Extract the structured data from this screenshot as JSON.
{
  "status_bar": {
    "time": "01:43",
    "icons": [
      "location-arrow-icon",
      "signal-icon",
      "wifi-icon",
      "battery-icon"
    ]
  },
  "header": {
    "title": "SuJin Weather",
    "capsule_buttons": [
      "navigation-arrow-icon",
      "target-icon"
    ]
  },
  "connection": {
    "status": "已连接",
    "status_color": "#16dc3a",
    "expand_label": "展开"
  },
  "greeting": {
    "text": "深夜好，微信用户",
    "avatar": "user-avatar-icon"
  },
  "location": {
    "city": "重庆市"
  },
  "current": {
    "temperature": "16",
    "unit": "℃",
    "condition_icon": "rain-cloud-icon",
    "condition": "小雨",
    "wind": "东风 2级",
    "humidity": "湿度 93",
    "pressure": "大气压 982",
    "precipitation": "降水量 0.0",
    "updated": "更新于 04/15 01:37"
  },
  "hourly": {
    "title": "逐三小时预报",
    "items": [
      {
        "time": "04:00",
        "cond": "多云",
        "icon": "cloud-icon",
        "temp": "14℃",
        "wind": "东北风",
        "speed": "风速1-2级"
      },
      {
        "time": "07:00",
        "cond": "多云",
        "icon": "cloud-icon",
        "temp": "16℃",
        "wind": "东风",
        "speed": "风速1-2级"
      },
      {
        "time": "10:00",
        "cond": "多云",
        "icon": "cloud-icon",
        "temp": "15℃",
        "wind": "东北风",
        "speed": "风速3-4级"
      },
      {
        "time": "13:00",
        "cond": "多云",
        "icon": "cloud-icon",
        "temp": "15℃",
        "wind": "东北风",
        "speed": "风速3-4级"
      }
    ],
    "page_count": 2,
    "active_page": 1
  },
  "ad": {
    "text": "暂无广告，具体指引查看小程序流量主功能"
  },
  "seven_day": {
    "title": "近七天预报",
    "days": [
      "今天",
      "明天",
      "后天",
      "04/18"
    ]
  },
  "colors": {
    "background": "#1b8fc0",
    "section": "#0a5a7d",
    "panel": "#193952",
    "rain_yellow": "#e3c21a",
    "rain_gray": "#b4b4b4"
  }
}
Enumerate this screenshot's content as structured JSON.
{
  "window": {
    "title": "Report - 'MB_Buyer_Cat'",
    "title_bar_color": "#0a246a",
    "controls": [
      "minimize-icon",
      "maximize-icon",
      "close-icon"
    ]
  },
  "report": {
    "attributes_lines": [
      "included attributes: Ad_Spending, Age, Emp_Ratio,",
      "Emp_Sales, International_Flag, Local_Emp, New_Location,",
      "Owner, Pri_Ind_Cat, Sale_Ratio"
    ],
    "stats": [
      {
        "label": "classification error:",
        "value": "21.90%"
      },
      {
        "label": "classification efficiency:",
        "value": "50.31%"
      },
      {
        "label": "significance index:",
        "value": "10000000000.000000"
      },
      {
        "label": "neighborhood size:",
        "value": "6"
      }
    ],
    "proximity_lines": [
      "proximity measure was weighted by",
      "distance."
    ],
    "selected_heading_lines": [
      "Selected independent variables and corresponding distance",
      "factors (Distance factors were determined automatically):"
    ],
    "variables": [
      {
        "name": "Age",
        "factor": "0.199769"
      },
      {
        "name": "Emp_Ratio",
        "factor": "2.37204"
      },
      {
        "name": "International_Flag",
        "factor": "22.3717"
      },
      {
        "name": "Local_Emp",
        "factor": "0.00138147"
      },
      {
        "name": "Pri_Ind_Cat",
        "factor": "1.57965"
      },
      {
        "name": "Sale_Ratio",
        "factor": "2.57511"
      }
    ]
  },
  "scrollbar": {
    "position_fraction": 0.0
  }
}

● **GIVEN INSTRUCTION**:
Retype the listing. Match it exactly.

● **RESULT OF THE EXERCISE**:
Extract the structured data from this screenshot as JSON.
{
  "status_bar": {
    "time": "01:43",
    "icons": [
      "location-arrow-icon",
      "signal-icon",
      "wifi-icon",
      "battery-icon"
    ]
  },
  "header": {
    "title": "SuJin Weather",
    "capsule_buttons": [
      "navigation-arrow-icon",
      "target-icon"
    ]
  },
  "connection": {
    "status": "已连接",
    "status_color": "#16dc3a",
    "expand_label": "展开"
  },
  "greeting": {
    "text": "深夜好，微信用户",
    "avatar": "user-avatar-icon"
  },
  "location": {
    "city": "重庆市"
  },
  "current": {
    "temperature": "16",
    "unit": "℃",
    "condition_icon": "rain-cloud-icon",
    "condition": "小雨",
    "wind": "东风 2级",
    "humidity": "湿度 93",
    "pressure": "大气压 982",
    "precipitation": "降水量 0.0",
    "updated": "更新于 04/15 01:37"
  },
  "hourly": {
    "title": "逐三小时预报",
    "items": [
      {
        "time": "04:00",
        "cond": "多云",
        "icon": "cloud-icon",
        "temp": "14℃",
        "wind": "东北风",
        "speed": "风速1-2级"
      },
      {
        "time": "07:00",
        "cond": "多云",
        "icon": "cloud-icon",
        "temp": "16℃",
        "wind": "东风",
        "speed": "风速1-2级"
      },
      {
        "time": "10:00",
        "cond": "多云",
        "icon": "cloud-icon",
        "temp": "15℃",
        "wind": "东北风",
        "speed": "风速3-4级"
      },
      {
        "time": "13:00",
        "cond": "多云",
        "icon": "cloud-icon",
        "temp": "15℃",
        "wind": "东北风",
        "speed": "风速3-4级"
      }
    ],
    "page_count": 2,
    "active_page": 1
  },
  "ad": {
    "text": "暂无广告，具体指引查看小程序流量主功能"
  },
  "seven_day": {
    "title": "近七天预报",
    "days": [
      "今天",
      "明天",
      "后天",
      "04/18"
    ]
  },
  "colors": {
    "background": "#1b8fc0",
    "section": "#0a5a7d",
    "panel": "#193952",
    "rain_yellow": "#e3c21a",
    "rain_gray": "#b4b4b4"
  }
}
Enumerate this screenshot's content as structured JSON.
{
  "window": {
    "title": "Report - 'MB_Buyer_Cat'",
    "title_bar_color": "#0a246a",
    "controls": [
      "minimize-icon",
      "maximize-icon",
      "close-icon"
    ]
  },
  "report": {
    "attributes_lines": [
      "included attributes: Ad_Spending, Age, Emp_Ratio,",
      "Emp_Sales, International_Flag, Local_Emp, New_Location,",
      "Owner, Pri_Ind_Cat, Sale_Ratio"
    ],
    "stats": [
      {
        "label": "classification error:",
        "value": "21.90%"
      },
      {
        "label": "classification efficiency:",
        "value": "50.31%"
      },
      {
        "label": "significance index:",
        "value": "10000000000.000000"
      },
      {
        "label": "neighborhood size:",
        "value": "6"
      }
    ],
    "proximity_lines": [
      "proximity measure was weighted by",
      "distance."
    ],
    "selected_heading_lines": [
      "Selected independent variables and corresponding distance",
      "factors (Distance factors were determined automatically):"
    ],
    "variables": [
      {
        "name": "Age",
        "factor": "0.199769"
      },
      {
        "name": "Emp_Ratio",
        "factor": "2.37204"
      },
      {
        "name": "International_Flag",
        "factor": "22.3717"
      },
      {
        "name": "Local_Emp",
        "factor": "0.00138147"
      },
      {
        "name": "Pri_Ind_Cat",
        "factor": "1.57965"
      },
      {
        "name": "Sale_Ratio",
        "factor": "2.57511"
      }
    ]
  },
  "scrollbar": {
    "position_fraction": 0.0
  }
}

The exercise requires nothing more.